──────── DATASET EXCERPTS ────────

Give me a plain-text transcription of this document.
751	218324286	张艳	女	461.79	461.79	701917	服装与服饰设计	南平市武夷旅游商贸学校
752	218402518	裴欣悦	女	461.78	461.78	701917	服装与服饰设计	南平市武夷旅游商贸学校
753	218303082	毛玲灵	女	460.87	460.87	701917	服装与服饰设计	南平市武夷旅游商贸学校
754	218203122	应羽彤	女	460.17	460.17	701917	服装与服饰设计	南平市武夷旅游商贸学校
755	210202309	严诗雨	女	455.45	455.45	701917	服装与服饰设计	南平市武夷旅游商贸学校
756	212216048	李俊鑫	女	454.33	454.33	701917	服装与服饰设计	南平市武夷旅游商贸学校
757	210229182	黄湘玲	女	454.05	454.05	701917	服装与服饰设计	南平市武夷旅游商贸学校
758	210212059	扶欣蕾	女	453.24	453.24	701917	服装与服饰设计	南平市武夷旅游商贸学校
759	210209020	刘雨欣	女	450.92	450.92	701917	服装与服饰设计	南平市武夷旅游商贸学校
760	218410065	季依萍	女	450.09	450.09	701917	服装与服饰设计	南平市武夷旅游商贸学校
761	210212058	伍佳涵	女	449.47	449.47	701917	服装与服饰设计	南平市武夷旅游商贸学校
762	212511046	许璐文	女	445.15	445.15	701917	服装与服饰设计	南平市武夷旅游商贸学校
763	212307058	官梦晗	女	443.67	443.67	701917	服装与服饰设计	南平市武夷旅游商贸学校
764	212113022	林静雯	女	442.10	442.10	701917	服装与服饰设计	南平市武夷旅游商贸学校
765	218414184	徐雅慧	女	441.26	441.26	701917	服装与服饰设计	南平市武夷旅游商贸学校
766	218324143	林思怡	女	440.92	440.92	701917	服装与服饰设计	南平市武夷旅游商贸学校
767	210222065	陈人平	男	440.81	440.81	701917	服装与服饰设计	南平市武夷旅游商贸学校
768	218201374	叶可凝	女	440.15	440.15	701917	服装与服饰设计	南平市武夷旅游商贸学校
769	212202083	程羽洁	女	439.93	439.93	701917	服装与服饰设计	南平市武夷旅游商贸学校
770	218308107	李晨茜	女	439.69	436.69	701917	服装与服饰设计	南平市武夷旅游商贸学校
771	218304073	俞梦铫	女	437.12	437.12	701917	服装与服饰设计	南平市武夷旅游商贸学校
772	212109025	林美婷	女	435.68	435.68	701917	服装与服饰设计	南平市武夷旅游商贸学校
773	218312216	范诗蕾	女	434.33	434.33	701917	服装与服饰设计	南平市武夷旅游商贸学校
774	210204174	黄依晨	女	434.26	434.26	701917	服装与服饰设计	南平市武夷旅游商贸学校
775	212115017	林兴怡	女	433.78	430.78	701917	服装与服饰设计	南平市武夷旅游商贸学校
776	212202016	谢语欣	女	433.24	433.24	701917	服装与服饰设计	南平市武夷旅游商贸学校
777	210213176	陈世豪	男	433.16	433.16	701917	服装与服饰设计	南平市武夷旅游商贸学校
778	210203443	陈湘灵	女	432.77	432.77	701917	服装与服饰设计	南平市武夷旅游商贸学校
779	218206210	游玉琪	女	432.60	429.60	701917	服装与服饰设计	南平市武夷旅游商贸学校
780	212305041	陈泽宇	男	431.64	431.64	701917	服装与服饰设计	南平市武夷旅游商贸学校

────────
──────── DATASET EXCERPTS ────────

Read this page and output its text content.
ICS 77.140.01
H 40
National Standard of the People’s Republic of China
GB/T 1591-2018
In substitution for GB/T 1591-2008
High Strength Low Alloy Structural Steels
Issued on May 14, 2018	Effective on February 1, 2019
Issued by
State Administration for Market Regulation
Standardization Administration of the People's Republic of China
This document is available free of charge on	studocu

────────

WHAT IS EXPECTED: Among the entries above, how many lines hold the string "Issued"? Respond with nothing but the number.

EXERCISE SOLUTION: 2